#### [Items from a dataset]

╭──

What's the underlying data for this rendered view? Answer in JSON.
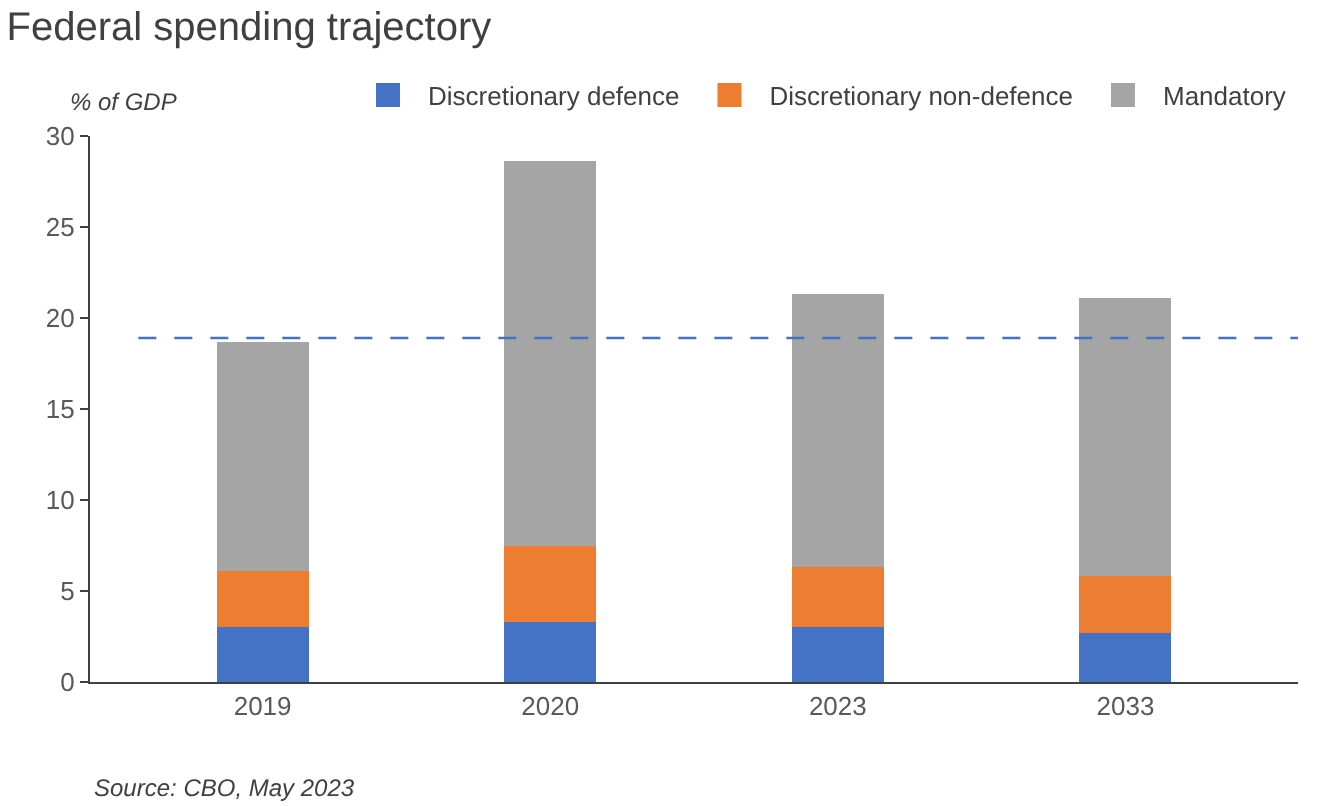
{
  "chart_data": {
    "type": "bar",
    "title": "Federal spending trajectory",
    "ylabel": "% of GDP",
    "categories": [
      "2019",
      "2020",
      "2023",
      "2033"
    ],
    "stacked": true,
    "series": [
      {
        "name": "Discretionary defence",
        "color": "#4472c4",
        "values": [
          3.0,
          3.3,
          3.0,
          2.7
        ]
      },
      {
        "name": "Discretionary non-defence",
        "color": "#ed7d31",
        "values": [
          3.1,
          4.2,
          3.3,
          3.1
        ]
      },
      {
        "name": "Mandatory",
        "color": "#a5a5a5",
        "values": [
          12.6,
          21.1,
          15.0,
          15.3
        ]
      }
    ],
    "ylim": [
      0,
      30
    ],
    "yticks": [
      0,
      5,
      10,
      15,
      20,
      25,
      30
    ],
    "grid": false,
    "legend": "top",
    "ref_lines": [
      {
        "axis": "y",
        "value": 18.9,
        "color": "#4472c4",
        "line_style": "dashed"
      }
    ],
    "annotations": [
      "Source: CBO, May 2023"
    ]
  }
}
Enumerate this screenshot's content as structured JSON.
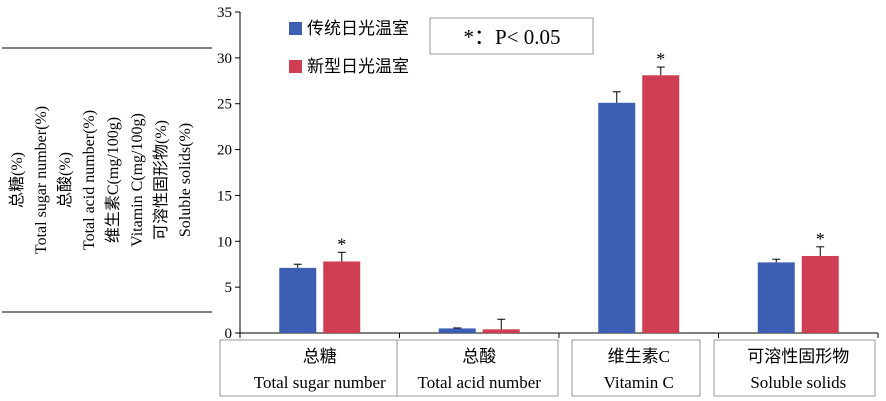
{
  "chart_data": {
    "type": "bar",
    "title": "",
    "ylabel_lines": [
      "总糖(%)",
      "Total sugar number(%)",
      "总酸(%)",
      "Total acid number(%)",
      "维生素C(mg/100g)",
      "Vitamin C(mg/100g)",
      "可溶性固形物(%)",
      "Soluble solids(%)"
    ],
    "categories": [
      {
        "zh": "总糖",
        "en": "Total sugar number"
      },
      {
        "zh": "总酸",
        "en": "Total acid number"
      },
      {
        "zh": "维生素C",
        "en": "Vitamin C"
      },
      {
        "zh": "可溶性固形物",
        "en": "Soluble solids"
      }
    ],
    "series": [
      {
        "name": "传统日光温室",
        "color": "#3c5fb4",
        "values": [
          7.1,
          0.5,
          25.1,
          7.7
        ],
        "errors": [
          0.4,
          0.05,
          1.2,
          0.35
        ],
        "significant": [
          false,
          false,
          false,
          false
        ]
      },
      {
        "name": "新型日光温室",
        "color": "#cf3e52",
        "values": [
          7.8,
          0.4,
          28.1,
          8.4
        ],
        "errors": [
          1.0,
          1.1,
          0.9,
          1.0
        ],
        "significant": [
          true,
          false,
          true,
          true
        ]
      }
    ],
    "ylim": [
      0,
      35
    ],
    "yticks": [
      0,
      5,
      10,
      15,
      20,
      25,
      30,
      35
    ],
    "significance_mark": "*",
    "annotation": "*：P< 0.05",
    "legend_position": "top-left",
    "grid": false
  }
}
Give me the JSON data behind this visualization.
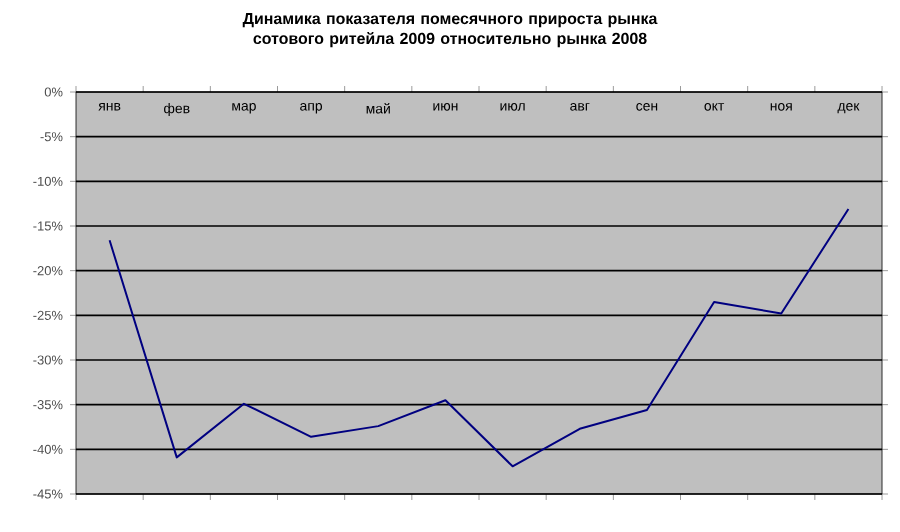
{
  "chart_data": {
    "type": "line",
    "title": "Динамика показателя помесячного прироста рынка сотового ритейла 2009 относительно рынка 2008",
    "categories": [
      "янв",
      "фев",
      "мар",
      "апр",
      "май",
      "июн",
      "июл",
      "авг",
      "сен",
      "окт",
      "ноя",
      "дек"
    ],
    "series": [
      {
        "color": "#000080",
        "values": [
          -16.6,
          -40.9,
          -34.9,
          -38.6,
          -37.4,
          -34.5,
          -41.9,
          -37.7,
          -35.6,
          -23.5,
          -24.8,
          -13.1
        ]
      }
    ],
    "ylim": [
      -45,
      0
    ],
    "yticks": [
      {
        "value": 0,
        "label": "0%"
      },
      {
        "value": -5,
        "label": "-5%"
      },
      {
        "value": -10,
        "label": "-10%"
      },
      {
        "value": -15,
        "label": "-15%"
      },
      {
        "value": -20,
        "label": "-20%"
      },
      {
        "value": -25,
        "label": "-25%"
      },
      {
        "value": -30,
        "label": "-30%"
      },
      {
        "value": -35,
        "label": "-35%"
      },
      {
        "value": -40,
        "label": "-40%"
      },
      {
        "value": -45,
        "label": "-45%"
      }
    ],
    "grid": "y"
  }
}
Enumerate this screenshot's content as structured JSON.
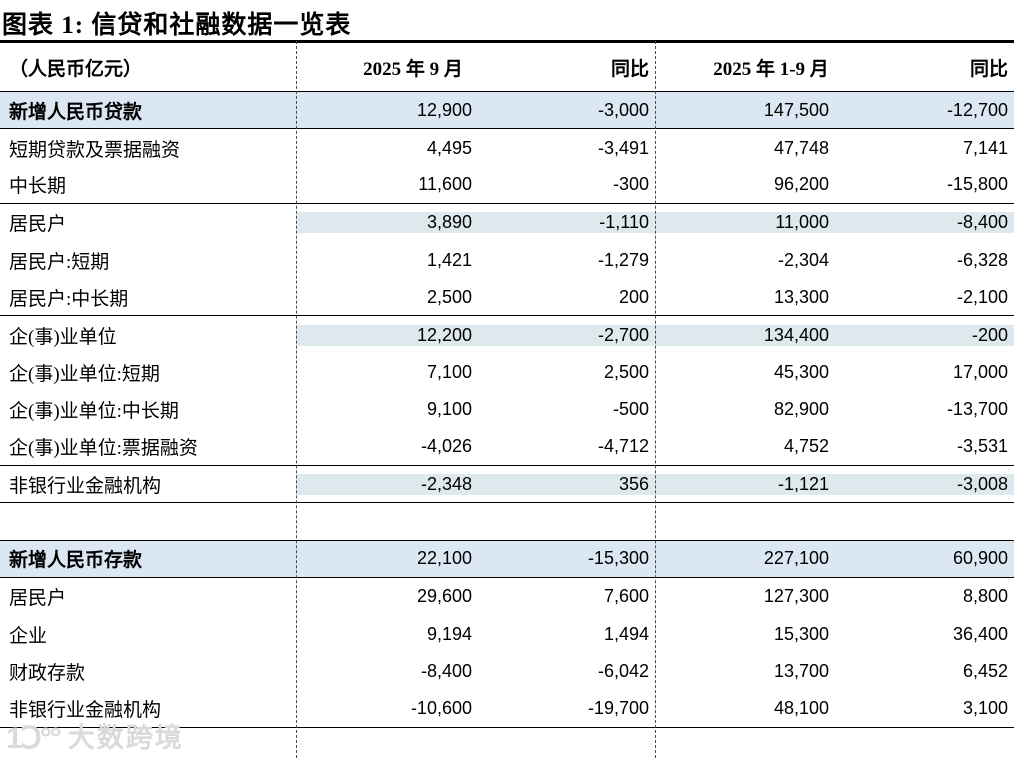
{
  "title": "图表 1: 信贷和社融数据一览表",
  "table": {
    "header": {
      "unit_label": "（人民币亿元）",
      "col_month": "2025 年 9 月",
      "col_yoy1": "同比",
      "col_cumulative": "2025 年 1-9 月",
      "col_yoy2": "同比"
    },
    "rows": [
      {
        "label": "新增人民币贷款",
        "values": [
          "12,900",
          "-3,000",
          "147,500",
          "-12,700"
        ],
        "highlight": "full",
        "bold": true,
        "line_below": true
      },
      {
        "label": "短期贷款及票据融资",
        "values": [
          "4,495",
          "-3,491",
          "47,748",
          "7,141"
        ],
        "highlight": "none",
        "bold": false,
        "line_below": false
      },
      {
        "label": "中长期",
        "values": [
          "11,600",
          "-300",
          "96,200",
          "-15,800"
        ],
        "highlight": "none",
        "bold": false,
        "line_below": true
      },
      {
        "label": "居民户",
        "values": [
          "3,890",
          "-1,110",
          "11,000",
          "-8,400"
        ],
        "highlight": "data",
        "bold": false,
        "line_below": false
      },
      {
        "label": "居民户:短期",
        "values": [
          "1,421",
          "-1,279",
          "-2,304",
          "-6,328"
        ],
        "highlight": "none",
        "bold": false,
        "line_below": false
      },
      {
        "label": "居民户:中长期",
        "values": [
          "2,500",
          "200",
          "13,300",
          "-2,100"
        ],
        "highlight": "none",
        "bold": false,
        "line_below": true
      },
      {
        "label": "企(事)业单位",
        "values": [
          "12,200",
          "-2,700",
          "134,400",
          "-200"
        ],
        "highlight": "data",
        "bold": false,
        "line_below": false
      },
      {
        "label": "企(事)业单位:短期",
        "values": [
          "7,100",
          "2,500",
          "45,300",
          "17,000"
        ],
        "highlight": "none",
        "bold": false,
        "line_below": false
      },
      {
        "label": "企(事)业单位:中长期",
        "values": [
          "9,100",
          "-500",
          "82,900",
          "-13,700"
        ],
        "highlight": "none",
        "bold": false,
        "line_below": false
      },
      {
        "label": "企(事)业单位:票据融资",
        "values": [
          "-4,026",
          "-4,712",
          "4,752",
          "-3,531"
        ],
        "highlight": "none",
        "bold": false,
        "line_below": true
      },
      {
        "label": "非银行业金融机构",
        "values": [
          "-2,348",
          "356",
          "-1,121",
          "-3,008"
        ],
        "highlight": "data",
        "bold": false,
        "line_below": true
      },
      {
        "label": "",
        "values": [
          "",
          "",
          "",
          ""
        ],
        "highlight": "none",
        "bold": false,
        "line_below": true,
        "spacer": true
      },
      {
        "label": "新增人民币存款",
        "values": [
          "22,100",
          "-15,300",
          "227,100",
          "60,900"
        ],
        "highlight": "full",
        "bold": true,
        "line_below": true
      },
      {
        "label": "居民户",
        "values": [
          "29,600",
          "7,600",
          "127,300",
          "8,800"
        ],
        "highlight": "none",
        "bold": false,
        "line_below": false
      },
      {
        "label": "企业",
        "values": [
          "9,194",
          "1,494",
          "15,300",
          "36,400"
        ],
        "highlight": "none",
        "bold": false,
        "line_below": false
      },
      {
        "label": "财政存款",
        "values": [
          "-8,400",
          "-6,042",
          "13,700",
          "6,452"
        ],
        "highlight": "none",
        "bold": false,
        "line_below": false
      },
      {
        "label": "非银行业金融机构",
        "values": [
          "-10,600",
          "-19,700",
          "48,100",
          "3,100"
        ],
        "highlight": "none",
        "bold": false,
        "line_below": true
      }
    ]
  },
  "watermark": {
    "logo": "1ꓛ°°",
    "text": "大数跨境"
  },
  "colors": {
    "highlight_section": "#dbe7f2",
    "highlight_sub": "#dee9ee",
    "line": "#000000"
  }
}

╰──

Without the pictures, restate all the entries above exactly.

What's the underlying data for this rendered view? Answer in JSON.
{
  "chart_data": {
    "type": "bar",
    "title": "Federal spending trajectory",
    "ylabel": "% of GDP",
    "categories": [
      "2019",
      "2020",
      "2023",
      "2033"
    ],
    "stacked": true,
    "series": [
      {
        "name": "Discretionary defence",
        "color": "#4472c4",
        "values": [
          3.0,
          3.3,
          3.0,
          2.7
        ]
      },
      {
        "name": "Discretionary non-defence",
        "color": "#ed7d31",
        "values": [
          3.1,
          4.2,
          3.3,
          3.1
        ]
      },
      {
        "name": "Mandatory",
        "color": "#a5a5a5",
        "values": [
          12.6,
          21.1,
          15.0,
          15.3
        ]
      }
    ],
    "ylim": [
      0,
      30
    ],
    "yticks": [
      0,
      5,
      10,
      15,
      20,
      25,
      30
    ],
    "grid": false,
    "legend": "top",
    "ref_lines": [
      {
        "axis": "y",
        "value": 18.9,
        "color": "#4472c4",
        "line_style": "dashed"
      }
    ],
    "annotations": [
      "Source: CBO, May 2023"
    ]
  }
}
Enumerate this screenshot's content as structured JSON.
{
  "chart_data": {
    "type": "bar",
    "title": "",
    "ylabel_lines": [
      "总糖(%)",
      "Total sugar number(%)",
      "总酸(%)",
      "Total acid number(%)",
      "维生素C(mg/100g)",
      "Vitamin C(mg/100g)",
      "可溶性固形物(%)",
      "Soluble solids(%)"
    ],
    "categories": [
      {
        "zh": "总糖",
        "en": "Total sugar number"
      },
      {
        "zh": "总酸",
        "en": "Total acid number"
      },
      {
        "zh": "维生素C",
        "en": "Vitamin C"
      },
      {
        "zh": "可溶性固形物",
        "en": "Soluble solids"
      }
    ],
    "series": [
      {
        "name": "传统日光温室",
        "color": "#3c5fb4",
        "values": [
          7.1,
          0.5,
          25.1,
          7.7
        ],
        "errors": [
          0.4,
          0.05,
          1.2,
          0.35
        ],
        "significant": [
          false,
          false,
          false,
          false
        ]
      },
      {
        "name": "新型日光温室",
        "color": "#cf3e52",
        "values": [
          7.8,
          0.4,
          28.1,
          8.4
        ],
        "errors": [
          1.0,
          1.1,
          0.9,
          1.0
        ],
        "significant": [
          true,
          false,
          true,
          true
        ]
      }
    ],
    "ylim": [
      0,
      35
    ],
    "yticks": [
      0,
      5,
      10,
      15,
      20,
      25,
      30,
      35
    ],
    "significance_mark": "*",
    "annotation": "*：P< 0.05",
    "legend_position": "top-left",
    "grid": false
  }
}
Give me the JSON data behind this visualization.
{
  "chart_data": {
    "type": "line",
    "title": "Динамика показателя помесячного прироста рынка сотового ритейла 2009 относительно рынка 2008",
    "categories": [
      "янв",
      "фев",
      "мар",
      "апр",
      "май",
      "июн",
      "июл",
      "авг",
      "сен",
      "окт",
      "ноя",
      "дек"
    ],
    "series": [
      {
        "color": "#000080",
        "values": [
          -16.6,
          -40.9,
          -34.9,
          -38.6,
          -37.4,
          -34.5,
          -41.9,
          -37.7,
          -35.6,
          -23.5,
          -24.8,
          -13.1
        ]
      }
    ],
    "ylim": [
      -45,
      0
    ],
    "yticks": [
      {
        "value": 0,
        "label": "0%"
      },
      {
        "value": -5,
        "label": "-5%"
      },
      {
        "value": -10,
        "label": "-10%"
      },
      {
        "value": -15,
        "label": "-15%"
      },
      {
        "value": -20,
        "label": "-20%"
      },
      {
        "value": -25,
        "label": "-25%"
      },
      {
        "value": -30,
        "label": "-30%"
      },
      {
        "value": -35,
        "label": "-35%"
      },
      {
        "value": -40,
        "label": "-40%"
      },
      {
        "value": -45,
        "label": "-45%"
      }
    ],
    "grid": "y"
  }
}
Enumerate this screenshot's content as structured JSON.
{
  "title": "图表 1: 信贷和社融数据一览表",
  "table": {
    "header": {
      "unit_label": "（人民币亿元）",
      "col_month": "2025 年 9 月",
      "col_yoy1": "同比",
      "col_cumulative": "2025 年 1-9 月",
      "col_yoy2": "同比"
    },
    "rows": [
      {
        "label": "新增人民币贷款",
        "values": [
          "12,900",
          "-3,000",
          "147,500",
          "-12,700"
        ],
        "highlight": "full",
        "bold": true,
        "line_below": true
      },
      {
        "label": "短期贷款及票据融资",
        "values": [
          "4,495",
          "-3,491",
          "47,748",
          "7,141"
        ],
        "highlight": "none",
        "bold": false,
        "line_below": false
      },
      {
        "label": "中长期",
        "values": [
          "11,600",
          "-300",
          "96,200",
          "-15,800"
        ],
        "highlight": "none",
        "bold": false,
        "line_below": true
      },
      {
        "label": "居民户",
        "values": [
          "3,890",
          "-1,110",
          "11,000",
          "-8,400"
        ],
        "highlight": "data",
        "bold": false,
        "line_below": false
      },
      {
        "label": "居民户:短期",
        "values": [
          "1,421",
          "-1,279",
          "-2,304",
          "-6,328"
        ],
        "highlight": "none",
        "bold": false,
        "line_below": false
      },
      {
        "label": "居民户:中长期",
        "values": [
          "2,500",
          "200",
          "13,300",
          "-2,100"
        ],
        "highlight": "none",
        "bold": false,
        "line_below": true
      },
      {
        "label": "企(事)业单位",
        "values": [
          "12,200",
          "-2,700",
          "134,400",
          "-200"
        ],
        "highlight": "data",
        "bold": false,
        "line_below": false
      },
      {
        "label": "企(事)业单位:短期",
        "values": [
          "7,100",
          "2,500",
          "45,300",
          "17,000"
        ],
        "highlight": "none",
        "bold": false,
        "line_below": false
      },
      {
        "label": "企(事)业单位:中长期",
        "values": [
          "9,100",
          "-500",
          "82,900",
          "-13,700"
        ],
        "highlight": "none",
        "bold": false,
        "line_below": false
      },
      {
        "label": "企(事)业单位:票据融资",
        "values": [
          "-4,026",
          "-4,712",
          "4,752",
          "-3,531"
        ],
        "highlight": "none",
        "bold": false,
        "line_below": true
      },
      {
        "label": "非银行业金融机构",
        "values": [
          "-2,348",
          "356",
          "-1,121",
          "-3,008"
        ],
        "highlight": "data",
        "bold": false,
        "line_below": true
      },
      {
        "label": "",
        "values": [
          "",
          "",
          "",
          ""
        ],
        "highlight": "none",
        "bold": false,
        "line_below": true,
        "spacer": true
      },
      {
        "label": "新增人民币存款",
        "values": [
          "22,100",
          "-15,300",
          "227,100",
          "60,900"
        ],
        "highlight": "full",
        "bold": true,
        "line_below": true
      },
      {
        "label": "居民户",
        "values": [
          "29,600",
          "7,600",
          "127,300",
          "8,800"
        ],
        "highlight": "none",
        "bold": false,
        "line_below": false
      },
      {
        "label": "企业",
        "values": [
          "9,194",
          "1,494",
          "15,300",
          "36,400"
        ],
        "highlight": "none",
        "bold": false,
        "line_below": false
      },
      {
        "label": "财政存款",
        "values": [
          "-8,400",
          "-6,042",
          "13,700",
          "6,452"
        ],
        "highlight": "none",
        "bold": false,
        "line_below": false
      },
      {
        "label": "非银行业金融机构",
        "values": [
          "-10,600",
          "-19,700",
          "48,100",
          "3,100"
        ],
        "highlight": "none",
        "bold": false,
        "line_below": true
      }
    ]
  },
  "watermark": {
    "logo": "1ꓛ°°",
    "text": "大数跨境"
  },
  "colors": {
    "highlight_section": "#dbe7f2",
    "highlight_sub": "#dee9ee",
    "line": "#000000"
  }
}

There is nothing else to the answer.